- [Prompt] Determine the number of lines where "name" occurs and reply with that number by itself.

#### Dataset excerpts

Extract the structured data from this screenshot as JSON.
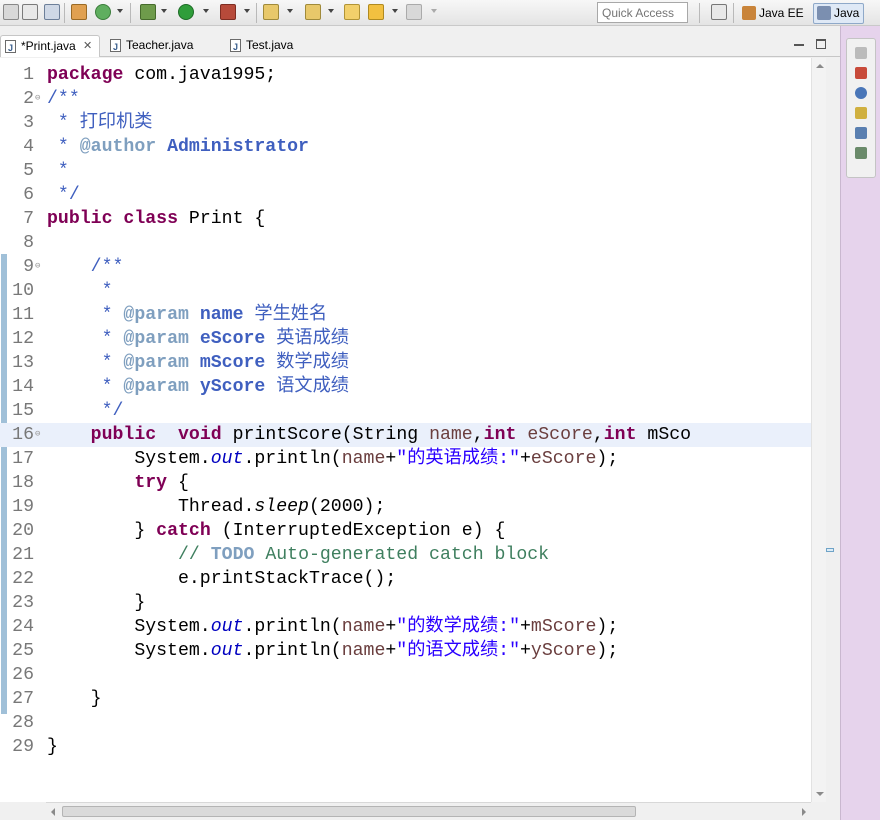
{
  "toolbar": {
    "quick_access_placeholder": "Quick Access",
    "perspectives": [
      {
        "label": "Java EE"
      },
      {
        "label": "Java"
      }
    ]
  },
  "tabs": [
    {
      "label": "*Print.java",
      "active": true
    },
    {
      "label": "Teacher.java",
      "active": false
    },
    {
      "label": "Test.java",
      "active": false
    }
  ],
  "editor": {
    "highlight_line": 16,
    "lines": [
      {
        "n": "1",
        "t": "package com.java1995;"
      },
      {
        "n": "2",
        "t": "/**"
      },
      {
        "n": "3",
        "t": " * 打印机类"
      },
      {
        "n": "4",
        "t": " * @author Administrator"
      },
      {
        "n": "5",
        "t": " *"
      },
      {
        "n": "6",
        "t": " */"
      },
      {
        "n": "7",
        "t": "public class Print {"
      },
      {
        "n": "8",
        "t": ""
      },
      {
        "n": "9",
        "t": "    /**"
      },
      {
        "n": "10",
        "t": "     *"
      },
      {
        "n": "11",
        "t": "     * @param name 学生姓名"
      },
      {
        "n": "12",
        "t": "     * @param eScore 英语成绩"
      },
      {
        "n": "13",
        "t": "     * @param mScore 数学成绩"
      },
      {
        "n": "14",
        "t": "     * @param yScore 语文成绩"
      },
      {
        "n": "15",
        "t": "     */"
      },
      {
        "n": "16",
        "t": "    public  void printScore(String name,int eScore,int mSco"
      },
      {
        "n": "17",
        "t": "        System.out.println(name+\"的英语成绩:\"+eScore);"
      },
      {
        "n": "18",
        "t": "        try {"
      },
      {
        "n": "19",
        "t": "            Thread.sleep(2000);"
      },
      {
        "n": "20",
        "t": "        } catch (InterruptedException e) {"
      },
      {
        "n": "21",
        "t": "            // TODO Auto-generated catch block"
      },
      {
        "n": "22",
        "t": "            e.printStackTrace();"
      },
      {
        "n": "23",
        "t": "        }"
      },
      {
        "n": "24",
        "t": "        System.out.println(name+\"的数学成绩:\"+mScore);"
      },
      {
        "n": "25",
        "t": "        System.out.println(name+\"的语文成绩:\"+yScore);"
      },
      {
        "n": "26",
        "t": ""
      },
      {
        "n": "27",
        "t": "    }"
      },
      {
        "n": "28",
        "t": ""
      },
      {
        "n": "29",
        "t": "}"
      }
    ]
  },
  "colors": {
    "keyword": "#7f0055",
    "javadoc": "#3f5fbf",
    "string": "#2a00ff",
    "comment": "#3f7f5f",
    "field": "#0000c0",
    "current_line": "#eaf0fb",
    "side_panel": "#e6d3ec"
  }
}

########

- [Solution for this task] 5